= Stated exercise =
Repeat the material exactly as it appears.
.....
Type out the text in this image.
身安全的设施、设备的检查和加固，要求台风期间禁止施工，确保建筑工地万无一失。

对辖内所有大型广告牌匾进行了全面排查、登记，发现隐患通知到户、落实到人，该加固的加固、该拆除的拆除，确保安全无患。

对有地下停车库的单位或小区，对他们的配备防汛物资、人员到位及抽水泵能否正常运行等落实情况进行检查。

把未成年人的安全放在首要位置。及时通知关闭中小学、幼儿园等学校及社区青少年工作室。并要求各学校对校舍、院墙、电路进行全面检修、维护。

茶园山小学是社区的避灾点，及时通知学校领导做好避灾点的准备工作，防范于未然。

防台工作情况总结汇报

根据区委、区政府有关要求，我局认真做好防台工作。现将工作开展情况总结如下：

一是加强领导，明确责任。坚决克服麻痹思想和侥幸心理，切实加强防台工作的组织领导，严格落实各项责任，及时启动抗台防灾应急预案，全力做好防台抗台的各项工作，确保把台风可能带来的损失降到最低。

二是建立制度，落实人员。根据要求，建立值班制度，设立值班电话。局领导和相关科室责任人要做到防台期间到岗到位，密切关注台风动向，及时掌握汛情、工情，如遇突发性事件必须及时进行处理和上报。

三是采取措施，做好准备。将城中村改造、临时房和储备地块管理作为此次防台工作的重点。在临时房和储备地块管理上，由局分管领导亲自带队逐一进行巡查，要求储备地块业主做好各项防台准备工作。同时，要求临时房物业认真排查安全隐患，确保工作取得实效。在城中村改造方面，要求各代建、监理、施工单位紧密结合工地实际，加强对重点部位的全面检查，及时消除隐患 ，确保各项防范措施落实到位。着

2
.....
= Result of this task =
Type out the text in this image.
身安全的设施、设备的检查和加固，要求台风期间禁止施工，确保建筑工地万无一失。

对辖内所有大型广告牌匾进行了全面排查、登记，发现隐患通知到户、落实到人，该加固的加固、该拆除的拆除，确保安全无患。

对有地下停车库的单位或小区，对他们的配备防汛物资、人员到位及抽水泵能否正常运行等落实情况进行检查。

把未成年人的安全放在首要位置。及时通知关闭中小学、幼儿园等学校及社区青少年工作室。并要求各学校对校舍、院墙、电路进行全面检修、维护。

茶园山小学是社区的避灾点，及时通知学校领导做好避灾点的准备工作，防范于未然。

防台工作情况总结汇报

根据区委、区政府有关要求，我局认真做好防台工作。现将工作开展情况总结如下：

一是加强领导，明确责任。坚决克服麻痹思想和侥幸心理，切实加强防台工作的组织领导，严格落实各项责任，及时启动抗台防灾应急预案，全力做好防台抗台的各项工作，确保把台风可能带来的损失降到最低。

二是建立制度，落实人员。根据要求，建立值班制度，设立值班电话。局领导和相关科室责任人要做到防台期间到岗到位，密切关注台风动向，及时掌握汛情、工情，如遇突发性事件必须及时进行处理和上报。

三是采取措施，做好准备。将城中村改造、临时房和储备地块管理作为此次防台工作的重点。在临时房和储备地块管理上，由局分管领导亲自带队逐一进行巡查，要求储备地块业主做好各项防台准备工作。同时，要求临时房物业认真排查安全隐患，确保工作取得实效。在城中村改造方面，要求各代建、监理、施工单位紧密结合工地实际，加强对重点部位的全面检查，及时消除隐患 ，确保各项防范措施落实到位。着

2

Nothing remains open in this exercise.